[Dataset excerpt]
□ □ □ □ □
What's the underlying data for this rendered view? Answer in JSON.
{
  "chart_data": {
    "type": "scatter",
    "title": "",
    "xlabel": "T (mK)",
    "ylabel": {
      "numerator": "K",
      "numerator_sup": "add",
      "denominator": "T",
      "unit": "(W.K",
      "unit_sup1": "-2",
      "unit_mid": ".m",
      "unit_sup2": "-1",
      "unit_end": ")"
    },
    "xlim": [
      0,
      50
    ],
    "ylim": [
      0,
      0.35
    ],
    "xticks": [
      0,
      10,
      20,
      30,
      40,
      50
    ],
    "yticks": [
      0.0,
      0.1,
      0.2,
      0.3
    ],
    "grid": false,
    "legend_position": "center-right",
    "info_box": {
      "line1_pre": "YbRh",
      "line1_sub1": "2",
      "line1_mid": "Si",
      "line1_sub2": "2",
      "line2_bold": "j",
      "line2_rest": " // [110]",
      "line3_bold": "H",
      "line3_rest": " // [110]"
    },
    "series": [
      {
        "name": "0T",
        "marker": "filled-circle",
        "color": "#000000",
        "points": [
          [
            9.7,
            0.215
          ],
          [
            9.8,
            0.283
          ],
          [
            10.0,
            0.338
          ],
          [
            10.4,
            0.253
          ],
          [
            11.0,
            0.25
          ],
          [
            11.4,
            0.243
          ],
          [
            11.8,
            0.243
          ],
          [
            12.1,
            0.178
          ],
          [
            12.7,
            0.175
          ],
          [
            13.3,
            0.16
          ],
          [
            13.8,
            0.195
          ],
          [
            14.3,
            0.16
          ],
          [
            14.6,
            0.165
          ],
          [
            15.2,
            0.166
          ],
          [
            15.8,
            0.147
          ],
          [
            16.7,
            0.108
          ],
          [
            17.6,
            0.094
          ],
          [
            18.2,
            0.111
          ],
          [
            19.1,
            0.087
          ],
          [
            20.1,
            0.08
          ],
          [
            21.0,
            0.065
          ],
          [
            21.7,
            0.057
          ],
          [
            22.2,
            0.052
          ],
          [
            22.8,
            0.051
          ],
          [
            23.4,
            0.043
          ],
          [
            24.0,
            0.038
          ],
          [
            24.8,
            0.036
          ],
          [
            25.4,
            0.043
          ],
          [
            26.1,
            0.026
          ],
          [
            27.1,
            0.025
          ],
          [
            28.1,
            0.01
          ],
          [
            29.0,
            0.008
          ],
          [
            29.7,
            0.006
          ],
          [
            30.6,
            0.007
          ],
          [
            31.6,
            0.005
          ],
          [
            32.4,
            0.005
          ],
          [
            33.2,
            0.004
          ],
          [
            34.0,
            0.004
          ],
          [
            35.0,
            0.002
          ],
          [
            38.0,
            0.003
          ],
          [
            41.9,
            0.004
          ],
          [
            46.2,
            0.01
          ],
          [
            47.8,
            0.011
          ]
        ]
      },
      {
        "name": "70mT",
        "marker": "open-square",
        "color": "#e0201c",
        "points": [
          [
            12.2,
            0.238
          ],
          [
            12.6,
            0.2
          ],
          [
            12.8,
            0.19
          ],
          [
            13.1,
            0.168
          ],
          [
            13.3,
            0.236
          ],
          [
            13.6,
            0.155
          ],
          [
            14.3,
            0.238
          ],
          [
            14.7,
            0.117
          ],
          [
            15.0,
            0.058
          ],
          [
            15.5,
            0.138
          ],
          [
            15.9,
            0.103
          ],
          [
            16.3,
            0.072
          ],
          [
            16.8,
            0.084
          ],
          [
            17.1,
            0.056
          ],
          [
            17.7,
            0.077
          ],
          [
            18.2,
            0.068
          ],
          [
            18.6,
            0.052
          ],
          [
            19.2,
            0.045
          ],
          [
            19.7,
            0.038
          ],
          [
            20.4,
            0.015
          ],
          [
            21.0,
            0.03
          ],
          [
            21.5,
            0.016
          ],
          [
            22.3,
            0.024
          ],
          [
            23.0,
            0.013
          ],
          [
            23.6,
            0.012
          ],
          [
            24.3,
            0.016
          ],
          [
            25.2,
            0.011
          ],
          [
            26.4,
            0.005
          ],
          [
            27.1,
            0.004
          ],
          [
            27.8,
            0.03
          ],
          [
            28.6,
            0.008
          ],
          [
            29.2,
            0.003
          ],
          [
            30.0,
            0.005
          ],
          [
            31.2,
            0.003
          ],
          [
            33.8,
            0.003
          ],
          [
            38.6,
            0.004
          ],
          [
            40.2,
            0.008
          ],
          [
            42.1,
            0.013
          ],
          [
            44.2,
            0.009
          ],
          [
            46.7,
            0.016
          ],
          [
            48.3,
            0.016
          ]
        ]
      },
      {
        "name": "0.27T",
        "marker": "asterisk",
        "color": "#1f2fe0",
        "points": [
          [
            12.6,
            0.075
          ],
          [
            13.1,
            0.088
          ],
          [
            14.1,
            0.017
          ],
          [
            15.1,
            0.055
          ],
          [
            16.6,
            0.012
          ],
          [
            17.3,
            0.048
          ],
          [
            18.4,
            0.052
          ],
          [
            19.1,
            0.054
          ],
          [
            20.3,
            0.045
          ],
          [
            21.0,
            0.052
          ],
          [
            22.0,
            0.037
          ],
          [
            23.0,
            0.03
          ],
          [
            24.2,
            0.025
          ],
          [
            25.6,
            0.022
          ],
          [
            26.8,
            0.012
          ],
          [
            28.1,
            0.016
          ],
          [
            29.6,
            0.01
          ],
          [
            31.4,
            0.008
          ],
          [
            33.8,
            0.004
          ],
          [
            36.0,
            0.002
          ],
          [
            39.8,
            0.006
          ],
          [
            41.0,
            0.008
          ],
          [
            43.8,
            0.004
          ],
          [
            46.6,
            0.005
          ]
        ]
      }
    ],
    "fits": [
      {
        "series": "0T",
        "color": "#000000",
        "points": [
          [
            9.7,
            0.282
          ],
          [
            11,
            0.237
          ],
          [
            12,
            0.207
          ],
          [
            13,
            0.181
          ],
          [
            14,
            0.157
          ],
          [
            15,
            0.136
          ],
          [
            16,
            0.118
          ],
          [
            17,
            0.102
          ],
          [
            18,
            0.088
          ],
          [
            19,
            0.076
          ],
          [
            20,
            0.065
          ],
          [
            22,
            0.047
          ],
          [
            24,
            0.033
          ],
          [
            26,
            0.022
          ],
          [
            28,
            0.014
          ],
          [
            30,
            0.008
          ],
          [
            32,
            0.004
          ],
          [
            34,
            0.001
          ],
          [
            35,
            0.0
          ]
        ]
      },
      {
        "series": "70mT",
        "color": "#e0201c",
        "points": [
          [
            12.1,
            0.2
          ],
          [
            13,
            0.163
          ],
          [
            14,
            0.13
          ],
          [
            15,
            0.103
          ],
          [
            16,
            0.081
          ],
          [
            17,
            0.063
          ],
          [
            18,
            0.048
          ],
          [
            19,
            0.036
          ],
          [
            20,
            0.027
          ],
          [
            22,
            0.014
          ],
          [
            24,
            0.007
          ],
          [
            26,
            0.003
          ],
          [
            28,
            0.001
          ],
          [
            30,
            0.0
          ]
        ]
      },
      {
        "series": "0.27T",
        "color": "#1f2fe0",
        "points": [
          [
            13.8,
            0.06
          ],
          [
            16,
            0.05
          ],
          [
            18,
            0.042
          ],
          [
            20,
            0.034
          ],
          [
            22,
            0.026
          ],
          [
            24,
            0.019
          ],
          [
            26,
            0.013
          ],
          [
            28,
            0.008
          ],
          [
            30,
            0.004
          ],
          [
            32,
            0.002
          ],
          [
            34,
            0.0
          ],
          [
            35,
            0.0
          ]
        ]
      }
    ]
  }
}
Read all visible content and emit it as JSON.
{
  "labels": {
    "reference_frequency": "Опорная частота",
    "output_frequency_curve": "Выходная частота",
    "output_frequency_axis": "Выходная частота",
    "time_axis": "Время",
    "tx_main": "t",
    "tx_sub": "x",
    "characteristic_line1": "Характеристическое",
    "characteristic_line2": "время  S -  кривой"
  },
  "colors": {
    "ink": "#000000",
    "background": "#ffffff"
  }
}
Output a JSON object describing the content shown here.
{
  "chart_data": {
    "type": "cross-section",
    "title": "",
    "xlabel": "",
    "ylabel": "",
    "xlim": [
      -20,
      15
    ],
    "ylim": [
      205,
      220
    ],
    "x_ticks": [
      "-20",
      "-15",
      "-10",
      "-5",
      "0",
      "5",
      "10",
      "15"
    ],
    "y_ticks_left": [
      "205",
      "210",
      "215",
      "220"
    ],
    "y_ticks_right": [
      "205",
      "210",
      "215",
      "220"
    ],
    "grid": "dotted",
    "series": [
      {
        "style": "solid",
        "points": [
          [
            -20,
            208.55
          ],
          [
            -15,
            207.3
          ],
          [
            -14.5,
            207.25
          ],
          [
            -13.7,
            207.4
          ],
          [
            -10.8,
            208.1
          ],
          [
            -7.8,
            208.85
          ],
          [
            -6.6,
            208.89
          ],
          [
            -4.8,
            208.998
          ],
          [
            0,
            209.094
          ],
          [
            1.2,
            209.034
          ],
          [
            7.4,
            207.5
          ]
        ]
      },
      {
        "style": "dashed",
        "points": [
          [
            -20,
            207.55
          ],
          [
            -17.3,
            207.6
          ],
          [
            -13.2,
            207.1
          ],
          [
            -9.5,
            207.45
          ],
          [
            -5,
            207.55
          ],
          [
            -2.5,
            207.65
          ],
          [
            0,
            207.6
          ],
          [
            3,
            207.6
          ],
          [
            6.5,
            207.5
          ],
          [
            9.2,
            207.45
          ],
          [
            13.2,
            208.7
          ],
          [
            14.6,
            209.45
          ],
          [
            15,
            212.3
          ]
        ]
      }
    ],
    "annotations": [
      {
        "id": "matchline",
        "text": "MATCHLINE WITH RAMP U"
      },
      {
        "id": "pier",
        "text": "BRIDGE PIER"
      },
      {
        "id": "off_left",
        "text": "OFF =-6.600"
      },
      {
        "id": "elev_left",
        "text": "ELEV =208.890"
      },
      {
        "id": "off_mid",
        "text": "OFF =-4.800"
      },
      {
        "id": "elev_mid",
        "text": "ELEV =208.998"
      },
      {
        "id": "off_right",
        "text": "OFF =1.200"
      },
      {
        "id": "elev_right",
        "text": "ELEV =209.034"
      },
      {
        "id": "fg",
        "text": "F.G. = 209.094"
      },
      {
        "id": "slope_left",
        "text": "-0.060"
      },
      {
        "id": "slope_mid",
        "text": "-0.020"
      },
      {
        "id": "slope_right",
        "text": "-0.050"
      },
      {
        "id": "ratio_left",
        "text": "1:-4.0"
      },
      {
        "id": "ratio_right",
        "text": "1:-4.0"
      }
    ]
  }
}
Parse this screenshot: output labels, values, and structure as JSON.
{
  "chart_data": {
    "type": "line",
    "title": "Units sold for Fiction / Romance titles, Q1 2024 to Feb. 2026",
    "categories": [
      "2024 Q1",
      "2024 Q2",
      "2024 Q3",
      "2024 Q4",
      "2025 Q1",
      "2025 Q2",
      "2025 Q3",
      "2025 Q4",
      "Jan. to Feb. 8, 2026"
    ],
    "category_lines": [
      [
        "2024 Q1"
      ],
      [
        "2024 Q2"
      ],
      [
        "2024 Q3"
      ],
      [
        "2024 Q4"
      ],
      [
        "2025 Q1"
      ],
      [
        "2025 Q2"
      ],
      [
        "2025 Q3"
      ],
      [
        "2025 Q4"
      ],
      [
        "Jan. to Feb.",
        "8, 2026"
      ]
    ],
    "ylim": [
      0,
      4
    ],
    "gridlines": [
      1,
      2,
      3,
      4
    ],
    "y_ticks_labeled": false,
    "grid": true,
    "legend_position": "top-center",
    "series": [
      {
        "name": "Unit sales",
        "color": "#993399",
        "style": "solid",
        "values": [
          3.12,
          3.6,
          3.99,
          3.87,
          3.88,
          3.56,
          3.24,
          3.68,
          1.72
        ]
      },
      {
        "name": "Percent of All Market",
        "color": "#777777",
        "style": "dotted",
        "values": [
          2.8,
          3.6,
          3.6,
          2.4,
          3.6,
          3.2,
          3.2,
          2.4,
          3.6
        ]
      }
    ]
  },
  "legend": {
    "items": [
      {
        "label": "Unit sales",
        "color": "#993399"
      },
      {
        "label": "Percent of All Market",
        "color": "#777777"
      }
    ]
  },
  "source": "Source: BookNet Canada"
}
□ □ □ □ □
## Task instructions
Which lines include the word "Percent"? Copy every one of them.

## Output of the task
        "name": "Percent of All Market",
        "label": "Percent of All Market",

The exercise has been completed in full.